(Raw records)
——————

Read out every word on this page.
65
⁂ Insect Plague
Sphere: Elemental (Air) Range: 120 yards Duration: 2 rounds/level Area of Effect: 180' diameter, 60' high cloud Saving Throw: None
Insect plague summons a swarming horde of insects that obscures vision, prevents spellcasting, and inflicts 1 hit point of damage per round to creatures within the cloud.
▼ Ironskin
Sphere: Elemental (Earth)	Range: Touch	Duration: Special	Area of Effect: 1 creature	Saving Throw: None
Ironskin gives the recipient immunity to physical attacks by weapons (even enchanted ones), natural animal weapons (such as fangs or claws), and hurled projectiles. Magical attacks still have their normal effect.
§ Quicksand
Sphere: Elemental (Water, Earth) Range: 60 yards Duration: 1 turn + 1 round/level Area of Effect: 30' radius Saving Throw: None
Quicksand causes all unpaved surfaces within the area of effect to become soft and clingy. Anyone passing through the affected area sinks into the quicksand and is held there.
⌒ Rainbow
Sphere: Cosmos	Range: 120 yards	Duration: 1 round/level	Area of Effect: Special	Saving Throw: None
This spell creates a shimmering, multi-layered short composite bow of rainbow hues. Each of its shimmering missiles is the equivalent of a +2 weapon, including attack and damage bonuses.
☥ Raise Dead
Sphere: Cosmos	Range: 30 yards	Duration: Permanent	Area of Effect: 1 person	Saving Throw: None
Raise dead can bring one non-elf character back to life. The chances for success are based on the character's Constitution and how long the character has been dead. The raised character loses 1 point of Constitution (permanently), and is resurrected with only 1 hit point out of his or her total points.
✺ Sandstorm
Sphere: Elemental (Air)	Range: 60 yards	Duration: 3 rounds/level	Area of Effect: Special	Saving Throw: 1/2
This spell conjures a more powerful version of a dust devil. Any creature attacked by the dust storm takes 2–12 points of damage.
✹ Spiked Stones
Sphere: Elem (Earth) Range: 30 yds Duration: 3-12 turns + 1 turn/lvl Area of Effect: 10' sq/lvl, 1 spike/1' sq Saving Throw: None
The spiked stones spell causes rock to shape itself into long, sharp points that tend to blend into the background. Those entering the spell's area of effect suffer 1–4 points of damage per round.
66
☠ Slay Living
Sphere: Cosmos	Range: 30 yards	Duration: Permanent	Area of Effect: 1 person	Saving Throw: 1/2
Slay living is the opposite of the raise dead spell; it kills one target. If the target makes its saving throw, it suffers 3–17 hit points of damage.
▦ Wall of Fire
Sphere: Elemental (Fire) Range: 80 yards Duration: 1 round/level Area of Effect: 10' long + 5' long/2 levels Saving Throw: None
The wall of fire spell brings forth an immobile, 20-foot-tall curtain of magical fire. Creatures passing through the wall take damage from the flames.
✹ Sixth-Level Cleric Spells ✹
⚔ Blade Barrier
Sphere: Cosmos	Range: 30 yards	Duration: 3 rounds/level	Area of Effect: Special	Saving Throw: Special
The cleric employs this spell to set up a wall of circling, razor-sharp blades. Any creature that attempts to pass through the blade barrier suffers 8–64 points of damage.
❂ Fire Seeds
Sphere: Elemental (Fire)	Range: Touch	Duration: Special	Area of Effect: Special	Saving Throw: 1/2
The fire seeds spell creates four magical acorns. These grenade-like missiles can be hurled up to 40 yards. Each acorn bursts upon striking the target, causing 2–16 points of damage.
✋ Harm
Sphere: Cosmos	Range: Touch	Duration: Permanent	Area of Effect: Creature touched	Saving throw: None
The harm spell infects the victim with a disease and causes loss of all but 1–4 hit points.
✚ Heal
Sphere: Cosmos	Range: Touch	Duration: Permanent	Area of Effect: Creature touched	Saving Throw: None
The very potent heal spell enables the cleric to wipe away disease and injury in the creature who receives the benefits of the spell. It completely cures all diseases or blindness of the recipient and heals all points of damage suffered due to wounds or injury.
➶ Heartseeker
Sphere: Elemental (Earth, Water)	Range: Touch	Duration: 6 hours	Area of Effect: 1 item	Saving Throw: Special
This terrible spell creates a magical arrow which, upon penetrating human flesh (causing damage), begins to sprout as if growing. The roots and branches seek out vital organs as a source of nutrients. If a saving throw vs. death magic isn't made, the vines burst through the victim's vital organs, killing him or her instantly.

——————

* **DESCRIPTION OF THE TASK**
Your task is to gather every line with the word "Insect" and copy it.

* **RESPONSE**
⁂ Insect Plague
Insect plague summons a swarming horde of insects that obscures vision, prevents spellcasting, and inflicts 1 hit point of damage per round to creatures within the cloud.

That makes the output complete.